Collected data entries
(begin)

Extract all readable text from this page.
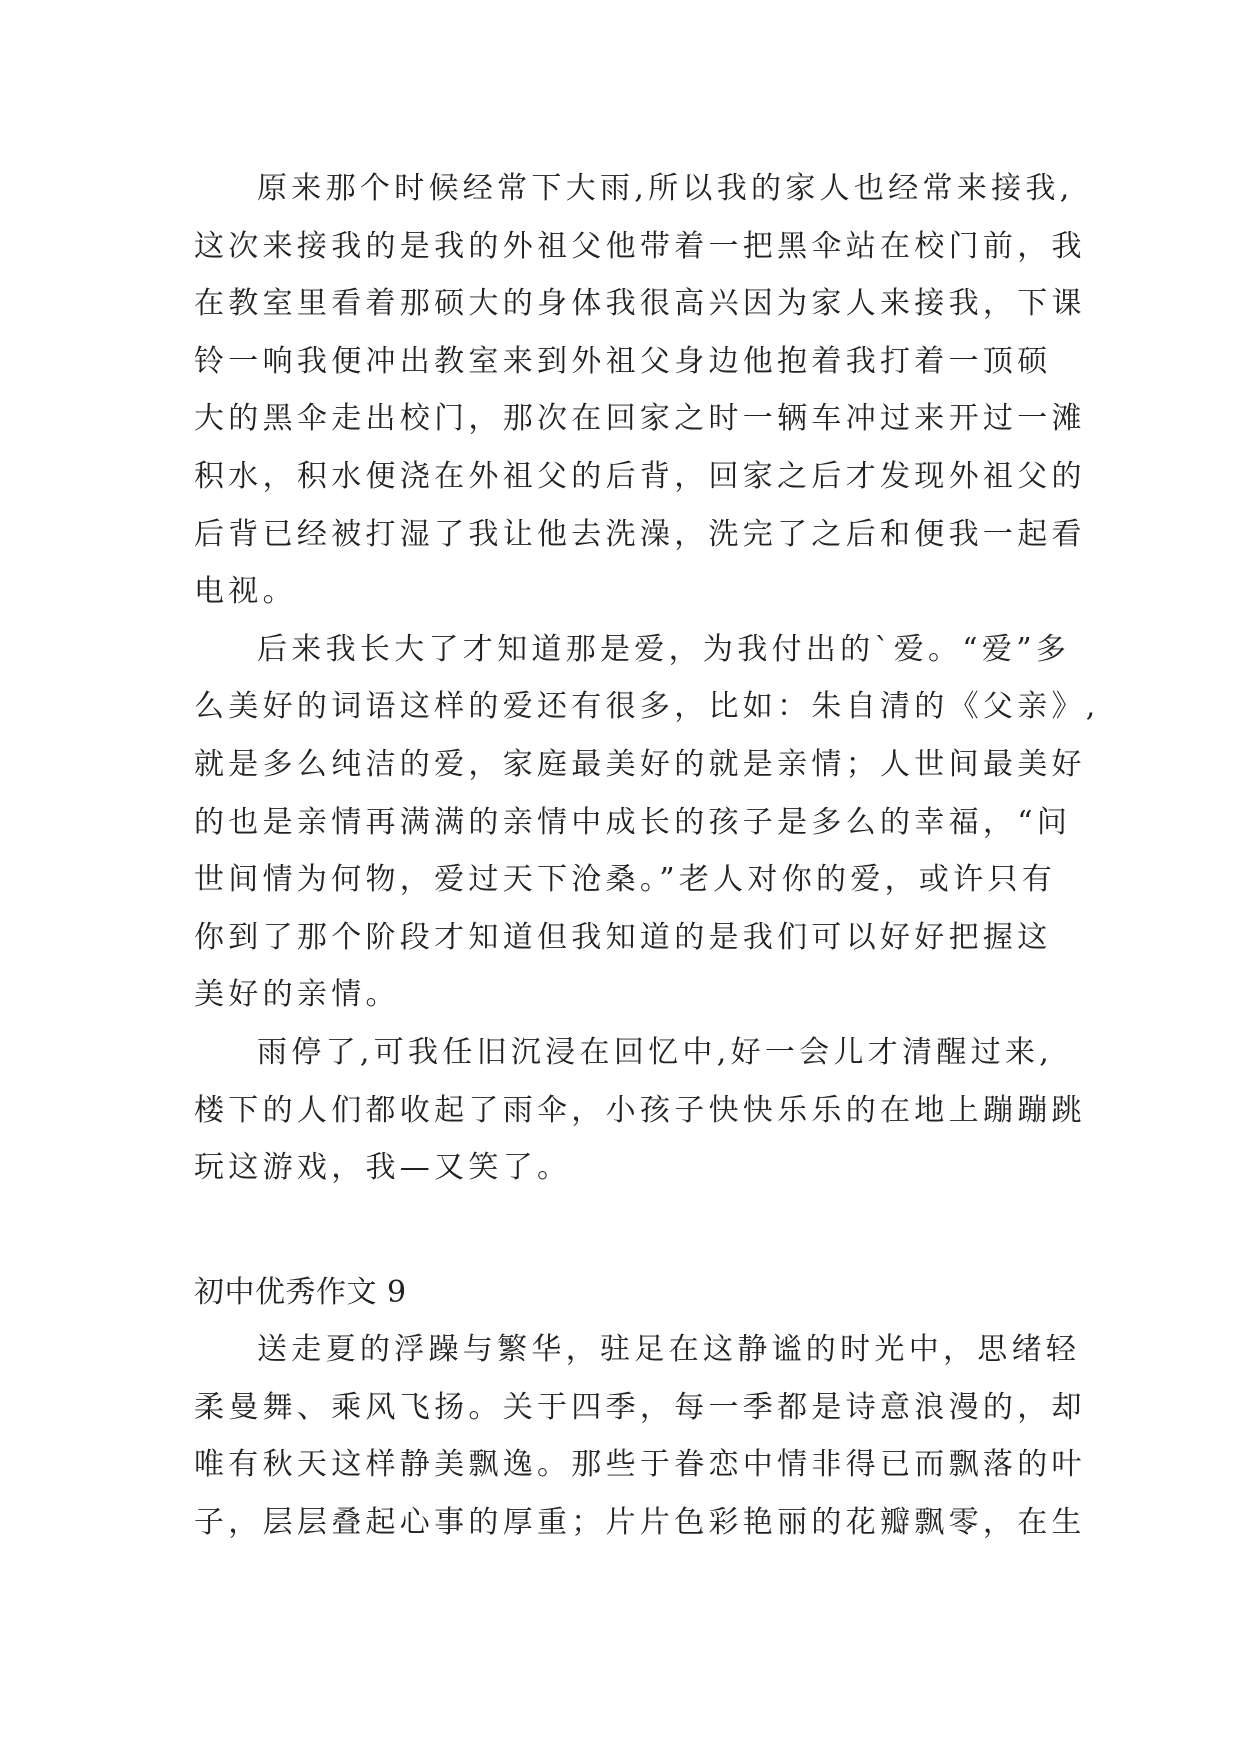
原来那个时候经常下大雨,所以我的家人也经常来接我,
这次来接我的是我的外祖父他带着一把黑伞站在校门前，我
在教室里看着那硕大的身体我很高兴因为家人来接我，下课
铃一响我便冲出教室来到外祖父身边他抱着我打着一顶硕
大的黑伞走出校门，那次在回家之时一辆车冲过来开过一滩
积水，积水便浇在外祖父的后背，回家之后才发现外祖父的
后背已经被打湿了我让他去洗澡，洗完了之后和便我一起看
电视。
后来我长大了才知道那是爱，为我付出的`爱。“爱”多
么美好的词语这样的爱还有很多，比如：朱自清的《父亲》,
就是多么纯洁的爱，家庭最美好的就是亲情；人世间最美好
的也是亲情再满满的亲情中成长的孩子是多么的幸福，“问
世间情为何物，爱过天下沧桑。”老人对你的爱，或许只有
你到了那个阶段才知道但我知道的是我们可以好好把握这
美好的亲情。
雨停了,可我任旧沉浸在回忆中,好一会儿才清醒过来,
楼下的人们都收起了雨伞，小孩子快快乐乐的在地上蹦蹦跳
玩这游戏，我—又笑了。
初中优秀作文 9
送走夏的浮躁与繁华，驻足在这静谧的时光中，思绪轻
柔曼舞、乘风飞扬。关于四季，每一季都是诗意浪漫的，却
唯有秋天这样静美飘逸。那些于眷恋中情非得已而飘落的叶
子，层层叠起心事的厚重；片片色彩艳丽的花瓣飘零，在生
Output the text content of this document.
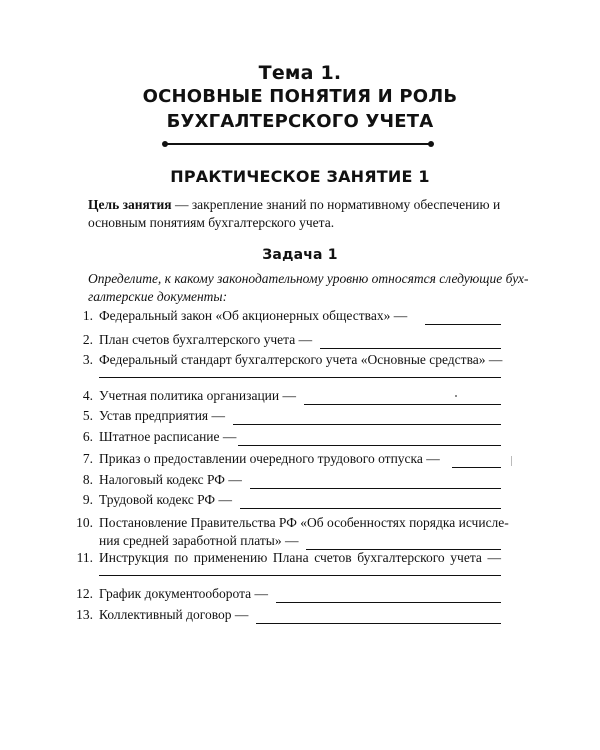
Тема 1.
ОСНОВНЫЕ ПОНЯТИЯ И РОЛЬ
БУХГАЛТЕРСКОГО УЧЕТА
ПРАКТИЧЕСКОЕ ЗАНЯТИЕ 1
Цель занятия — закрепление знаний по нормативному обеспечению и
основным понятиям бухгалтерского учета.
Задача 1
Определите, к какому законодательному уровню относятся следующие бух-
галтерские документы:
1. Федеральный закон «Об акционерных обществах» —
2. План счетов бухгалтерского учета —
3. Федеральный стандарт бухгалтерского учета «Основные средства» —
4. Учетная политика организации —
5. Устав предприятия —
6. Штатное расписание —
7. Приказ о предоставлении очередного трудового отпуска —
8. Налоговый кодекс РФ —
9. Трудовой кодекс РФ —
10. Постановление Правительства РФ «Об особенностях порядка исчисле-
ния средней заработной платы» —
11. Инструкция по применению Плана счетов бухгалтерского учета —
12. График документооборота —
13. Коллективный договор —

(end)

What is asked: Write out each line of the data exactly; the images should be left out.

Exercise result:
Extract all readable text from this page.
原来那个时候经常下大雨,所以我的家人也经常来接我,
这次来接我的是我的外祖父他带着一把黑伞站在校门前，我
在教室里看着那硕大的身体我很高兴因为家人来接我，下课
铃一响我便冲出教室来到外祖父身边他抱着我打着一顶硕
大的黑伞走出校门，那次在回家之时一辆车冲过来开过一滩
积水，积水便浇在外祖父的后背，回家之后才发现外祖父的
后背已经被打湿了我让他去洗澡，洗完了之后和便我一起看
电视。
后来我长大了才知道那是爱，为我付出的`爱。“爱”多
么美好的词语这样的爱还有很多，比如：朱自清的《父亲》,
就是多么纯洁的爱，家庭最美好的就是亲情；人世间最美好
的也是亲情再满满的亲情中成长的孩子是多么的幸福，“问
世间情为何物，爱过天下沧桑。”老人对你的爱，或许只有
你到了那个阶段才知道但我知道的是我们可以好好把握这
美好的亲情。
雨停了,可我任旧沉浸在回忆中,好一会儿才清醒过来,
楼下的人们都收起了雨伞，小孩子快快乐乐的在地上蹦蹦跳
玩这游戏，我—又笑了。
初中优秀作文 9
送走夏的浮躁与繁华，驻足在这静谧的时光中，思绪轻
柔曼舞、乘风飞扬。关于四季，每一季都是诗意浪漫的，却
唯有秋天这样静美飘逸。那些于眷恋中情非得已而飘落的叶
子，层层叠起心事的厚重；片片色彩艳丽的花瓣飘零，在生
Output the text content of this document.
Тема 1.
ОСНОВНЫЕ ПОНЯТИЯ И РОЛЬ
БУХГАЛТЕРСКОГО УЧЕТА
ПРАКТИЧЕСКОЕ ЗАНЯТИЕ 1
Цель занятия — закрепление знаний по нормативному обеспечению и
основным понятиям бухгалтерского учета.
Задача 1
Определите, к какому законодательному уровню относятся следующие бух-
галтерские документы:
1. Федеральный закон «Об акционерных обществах» —
2. План счетов бухгалтерского учета —
3. Федеральный стандарт бухгалтерского учета «Основные средства» —
4. Учетная политика организации —
5. Устав предприятия —
6. Штатное расписание —
7. Приказ о предоставлении очередного трудового отпуска —
8. Налоговый кодекс РФ —
9. Трудовой кодекс РФ —
10. Постановление Правительства РФ «Об особенностях порядка исчисле-
ния средней заработной платы» —
11. Инструкция по применению Плана счетов бухгалтерского учета —
12. График документооборота —
13. Коллективный договор —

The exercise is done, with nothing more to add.